Records supplied below:
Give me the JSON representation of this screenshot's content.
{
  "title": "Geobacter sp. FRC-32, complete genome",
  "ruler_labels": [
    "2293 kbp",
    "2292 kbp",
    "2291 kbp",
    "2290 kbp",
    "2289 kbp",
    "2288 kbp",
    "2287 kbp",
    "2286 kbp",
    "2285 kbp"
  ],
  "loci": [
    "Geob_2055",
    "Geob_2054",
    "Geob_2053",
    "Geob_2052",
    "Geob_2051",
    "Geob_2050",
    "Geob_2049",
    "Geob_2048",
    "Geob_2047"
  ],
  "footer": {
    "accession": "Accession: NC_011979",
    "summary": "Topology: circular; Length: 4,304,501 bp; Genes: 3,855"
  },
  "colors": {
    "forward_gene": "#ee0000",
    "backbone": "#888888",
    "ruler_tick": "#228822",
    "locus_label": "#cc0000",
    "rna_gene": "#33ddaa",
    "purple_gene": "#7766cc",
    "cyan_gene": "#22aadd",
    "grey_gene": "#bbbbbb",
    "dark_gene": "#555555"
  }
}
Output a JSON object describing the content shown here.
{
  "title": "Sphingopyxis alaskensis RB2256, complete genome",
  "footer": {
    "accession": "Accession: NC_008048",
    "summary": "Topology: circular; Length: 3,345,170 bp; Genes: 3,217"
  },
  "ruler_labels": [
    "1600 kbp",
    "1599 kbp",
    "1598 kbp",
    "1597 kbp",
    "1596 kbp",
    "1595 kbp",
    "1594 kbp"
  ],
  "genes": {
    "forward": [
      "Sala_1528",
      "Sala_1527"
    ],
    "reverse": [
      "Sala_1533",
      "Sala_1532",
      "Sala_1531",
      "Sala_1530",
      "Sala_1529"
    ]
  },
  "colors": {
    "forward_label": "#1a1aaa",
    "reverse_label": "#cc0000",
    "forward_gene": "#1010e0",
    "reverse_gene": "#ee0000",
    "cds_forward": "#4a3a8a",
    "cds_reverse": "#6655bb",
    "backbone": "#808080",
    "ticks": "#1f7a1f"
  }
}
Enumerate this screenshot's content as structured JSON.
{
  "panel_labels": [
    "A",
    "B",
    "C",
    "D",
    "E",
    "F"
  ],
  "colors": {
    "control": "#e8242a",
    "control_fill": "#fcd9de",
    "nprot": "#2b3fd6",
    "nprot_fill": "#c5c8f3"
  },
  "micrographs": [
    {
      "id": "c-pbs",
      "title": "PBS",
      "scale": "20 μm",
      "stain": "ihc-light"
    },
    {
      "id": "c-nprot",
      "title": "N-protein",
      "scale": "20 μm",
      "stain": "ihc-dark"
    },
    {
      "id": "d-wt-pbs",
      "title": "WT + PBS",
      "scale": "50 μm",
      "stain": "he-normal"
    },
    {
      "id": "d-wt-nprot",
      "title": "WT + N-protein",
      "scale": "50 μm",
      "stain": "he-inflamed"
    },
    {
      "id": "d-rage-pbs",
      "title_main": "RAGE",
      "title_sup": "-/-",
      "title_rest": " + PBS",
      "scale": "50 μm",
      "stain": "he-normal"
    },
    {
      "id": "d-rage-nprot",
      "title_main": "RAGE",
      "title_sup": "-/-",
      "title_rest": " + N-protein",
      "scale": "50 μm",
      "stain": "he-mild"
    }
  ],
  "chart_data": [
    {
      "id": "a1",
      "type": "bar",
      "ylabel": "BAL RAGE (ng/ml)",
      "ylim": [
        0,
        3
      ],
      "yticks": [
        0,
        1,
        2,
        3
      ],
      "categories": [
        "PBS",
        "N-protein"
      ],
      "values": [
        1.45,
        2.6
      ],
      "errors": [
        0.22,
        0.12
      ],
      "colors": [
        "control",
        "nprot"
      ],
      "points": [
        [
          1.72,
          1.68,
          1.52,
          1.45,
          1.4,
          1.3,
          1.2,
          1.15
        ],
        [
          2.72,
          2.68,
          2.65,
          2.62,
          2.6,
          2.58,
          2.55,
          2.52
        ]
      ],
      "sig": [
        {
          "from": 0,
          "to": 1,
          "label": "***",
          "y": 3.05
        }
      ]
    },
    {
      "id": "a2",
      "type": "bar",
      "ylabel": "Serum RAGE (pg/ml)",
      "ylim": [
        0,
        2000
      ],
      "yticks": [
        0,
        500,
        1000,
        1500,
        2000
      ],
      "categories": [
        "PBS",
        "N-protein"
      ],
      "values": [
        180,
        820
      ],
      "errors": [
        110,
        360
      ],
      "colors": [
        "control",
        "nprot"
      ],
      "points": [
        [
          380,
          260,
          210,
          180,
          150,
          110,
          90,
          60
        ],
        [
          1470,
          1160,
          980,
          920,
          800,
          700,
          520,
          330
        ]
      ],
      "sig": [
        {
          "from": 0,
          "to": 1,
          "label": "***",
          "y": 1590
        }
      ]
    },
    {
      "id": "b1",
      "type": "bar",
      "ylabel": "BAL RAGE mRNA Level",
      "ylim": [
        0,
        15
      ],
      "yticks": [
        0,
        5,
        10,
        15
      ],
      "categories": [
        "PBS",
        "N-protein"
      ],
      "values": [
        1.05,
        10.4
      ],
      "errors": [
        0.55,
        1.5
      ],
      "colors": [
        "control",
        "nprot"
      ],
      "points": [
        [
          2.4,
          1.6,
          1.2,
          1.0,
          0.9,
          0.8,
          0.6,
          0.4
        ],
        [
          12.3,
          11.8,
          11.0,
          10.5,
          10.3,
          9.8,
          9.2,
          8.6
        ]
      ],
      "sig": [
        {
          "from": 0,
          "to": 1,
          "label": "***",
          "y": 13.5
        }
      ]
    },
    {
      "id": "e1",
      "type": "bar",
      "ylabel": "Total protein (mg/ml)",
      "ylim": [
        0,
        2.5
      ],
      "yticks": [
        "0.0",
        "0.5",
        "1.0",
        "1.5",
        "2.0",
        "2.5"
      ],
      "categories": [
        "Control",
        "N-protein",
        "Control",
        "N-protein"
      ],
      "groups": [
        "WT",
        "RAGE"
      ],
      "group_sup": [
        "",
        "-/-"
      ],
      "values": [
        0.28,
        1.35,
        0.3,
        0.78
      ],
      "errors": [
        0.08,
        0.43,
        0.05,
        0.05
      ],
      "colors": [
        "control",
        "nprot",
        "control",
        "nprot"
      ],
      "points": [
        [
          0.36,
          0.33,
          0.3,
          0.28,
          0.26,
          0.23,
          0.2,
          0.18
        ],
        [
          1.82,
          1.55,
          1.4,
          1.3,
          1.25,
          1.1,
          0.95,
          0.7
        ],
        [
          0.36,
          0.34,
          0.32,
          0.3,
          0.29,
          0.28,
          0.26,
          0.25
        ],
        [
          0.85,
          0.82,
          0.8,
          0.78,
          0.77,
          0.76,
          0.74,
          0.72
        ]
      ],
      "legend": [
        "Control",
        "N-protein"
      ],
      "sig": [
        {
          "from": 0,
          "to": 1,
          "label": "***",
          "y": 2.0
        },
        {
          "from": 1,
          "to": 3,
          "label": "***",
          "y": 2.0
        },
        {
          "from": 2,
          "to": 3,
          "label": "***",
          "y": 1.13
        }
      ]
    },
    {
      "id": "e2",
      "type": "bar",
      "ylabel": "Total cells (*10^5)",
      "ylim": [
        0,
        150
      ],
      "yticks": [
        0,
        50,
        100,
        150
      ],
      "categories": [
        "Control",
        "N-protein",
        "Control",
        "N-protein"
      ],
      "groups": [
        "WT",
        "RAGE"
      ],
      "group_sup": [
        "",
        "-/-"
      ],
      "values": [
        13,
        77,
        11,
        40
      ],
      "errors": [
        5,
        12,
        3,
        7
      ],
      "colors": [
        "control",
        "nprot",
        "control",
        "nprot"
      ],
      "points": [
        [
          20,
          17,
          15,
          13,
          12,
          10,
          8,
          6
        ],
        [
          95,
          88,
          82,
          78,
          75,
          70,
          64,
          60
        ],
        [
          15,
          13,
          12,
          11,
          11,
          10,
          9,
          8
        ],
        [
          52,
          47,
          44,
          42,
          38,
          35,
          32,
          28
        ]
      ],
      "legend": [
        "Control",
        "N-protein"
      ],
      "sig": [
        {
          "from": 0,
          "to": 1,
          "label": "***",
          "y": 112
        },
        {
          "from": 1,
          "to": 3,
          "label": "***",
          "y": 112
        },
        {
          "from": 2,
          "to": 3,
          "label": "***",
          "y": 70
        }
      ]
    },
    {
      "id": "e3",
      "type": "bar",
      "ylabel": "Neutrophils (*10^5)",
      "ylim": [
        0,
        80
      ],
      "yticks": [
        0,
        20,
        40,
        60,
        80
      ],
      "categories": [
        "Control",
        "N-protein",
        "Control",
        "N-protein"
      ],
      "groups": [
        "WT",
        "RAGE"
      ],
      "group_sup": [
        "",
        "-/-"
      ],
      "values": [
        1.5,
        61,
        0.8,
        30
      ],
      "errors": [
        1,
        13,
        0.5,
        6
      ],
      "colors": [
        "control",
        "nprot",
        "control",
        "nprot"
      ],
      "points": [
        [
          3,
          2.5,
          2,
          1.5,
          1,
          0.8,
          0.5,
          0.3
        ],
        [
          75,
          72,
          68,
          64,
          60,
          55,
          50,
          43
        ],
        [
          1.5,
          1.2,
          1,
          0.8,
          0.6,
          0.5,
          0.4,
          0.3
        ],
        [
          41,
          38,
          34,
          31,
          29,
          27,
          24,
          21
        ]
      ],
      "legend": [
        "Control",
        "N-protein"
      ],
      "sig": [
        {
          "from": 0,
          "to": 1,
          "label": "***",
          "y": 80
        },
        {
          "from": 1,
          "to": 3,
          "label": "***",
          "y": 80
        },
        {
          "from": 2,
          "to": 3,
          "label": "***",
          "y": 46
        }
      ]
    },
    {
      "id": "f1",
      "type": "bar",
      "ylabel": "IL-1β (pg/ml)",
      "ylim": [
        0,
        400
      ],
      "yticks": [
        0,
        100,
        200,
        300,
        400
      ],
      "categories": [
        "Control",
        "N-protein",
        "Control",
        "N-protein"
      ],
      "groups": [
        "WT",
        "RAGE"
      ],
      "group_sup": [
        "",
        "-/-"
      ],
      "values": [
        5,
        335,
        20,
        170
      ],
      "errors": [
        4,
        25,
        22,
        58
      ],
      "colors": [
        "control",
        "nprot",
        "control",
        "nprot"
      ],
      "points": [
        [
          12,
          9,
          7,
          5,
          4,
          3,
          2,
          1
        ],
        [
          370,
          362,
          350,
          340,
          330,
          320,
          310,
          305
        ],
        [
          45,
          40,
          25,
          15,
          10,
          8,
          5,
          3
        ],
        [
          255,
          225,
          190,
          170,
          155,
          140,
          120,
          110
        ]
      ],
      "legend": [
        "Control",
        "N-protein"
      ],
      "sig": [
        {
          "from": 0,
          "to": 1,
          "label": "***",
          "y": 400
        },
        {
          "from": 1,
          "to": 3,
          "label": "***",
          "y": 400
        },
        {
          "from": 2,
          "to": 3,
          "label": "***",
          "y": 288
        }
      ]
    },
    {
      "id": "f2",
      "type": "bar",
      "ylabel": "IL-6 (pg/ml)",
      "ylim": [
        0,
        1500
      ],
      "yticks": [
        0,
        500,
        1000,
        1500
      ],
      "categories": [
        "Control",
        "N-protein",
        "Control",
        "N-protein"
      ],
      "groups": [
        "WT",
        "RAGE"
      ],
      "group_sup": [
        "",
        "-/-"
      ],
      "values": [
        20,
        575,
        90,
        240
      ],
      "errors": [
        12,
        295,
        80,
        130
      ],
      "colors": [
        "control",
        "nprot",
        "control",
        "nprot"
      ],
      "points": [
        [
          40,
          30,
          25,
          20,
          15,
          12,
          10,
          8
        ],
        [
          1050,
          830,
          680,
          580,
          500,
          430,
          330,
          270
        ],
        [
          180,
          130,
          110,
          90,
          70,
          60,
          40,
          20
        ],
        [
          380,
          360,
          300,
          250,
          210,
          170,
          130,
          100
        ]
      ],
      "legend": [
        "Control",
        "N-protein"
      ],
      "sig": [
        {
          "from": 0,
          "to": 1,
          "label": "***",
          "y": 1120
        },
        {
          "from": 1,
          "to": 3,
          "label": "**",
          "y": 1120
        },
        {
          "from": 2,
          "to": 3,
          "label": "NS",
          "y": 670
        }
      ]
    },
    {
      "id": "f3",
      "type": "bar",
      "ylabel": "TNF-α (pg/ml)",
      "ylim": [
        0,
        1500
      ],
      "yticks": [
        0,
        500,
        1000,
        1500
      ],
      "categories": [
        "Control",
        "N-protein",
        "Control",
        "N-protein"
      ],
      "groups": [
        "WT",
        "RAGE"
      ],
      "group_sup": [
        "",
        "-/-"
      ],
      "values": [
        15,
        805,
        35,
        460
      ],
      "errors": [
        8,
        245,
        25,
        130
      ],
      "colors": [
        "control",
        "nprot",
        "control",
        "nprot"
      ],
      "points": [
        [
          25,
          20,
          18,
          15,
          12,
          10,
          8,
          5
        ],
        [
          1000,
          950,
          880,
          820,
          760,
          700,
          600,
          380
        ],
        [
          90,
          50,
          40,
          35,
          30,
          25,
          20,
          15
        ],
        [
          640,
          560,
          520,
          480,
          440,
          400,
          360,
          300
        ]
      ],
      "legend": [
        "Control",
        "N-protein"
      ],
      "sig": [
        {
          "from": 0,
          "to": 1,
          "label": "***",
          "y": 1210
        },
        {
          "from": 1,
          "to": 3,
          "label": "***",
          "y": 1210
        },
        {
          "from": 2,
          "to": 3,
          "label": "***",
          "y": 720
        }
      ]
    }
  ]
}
End of Records supplied.
**Exercise details**
From the records above, pull out each line that has "genome".

**Expected answer**
  "title": "Geobacter sp. FRC-32, complete genome",
  "title": "Sphingopyxis alaskensis RB2256, complete genome",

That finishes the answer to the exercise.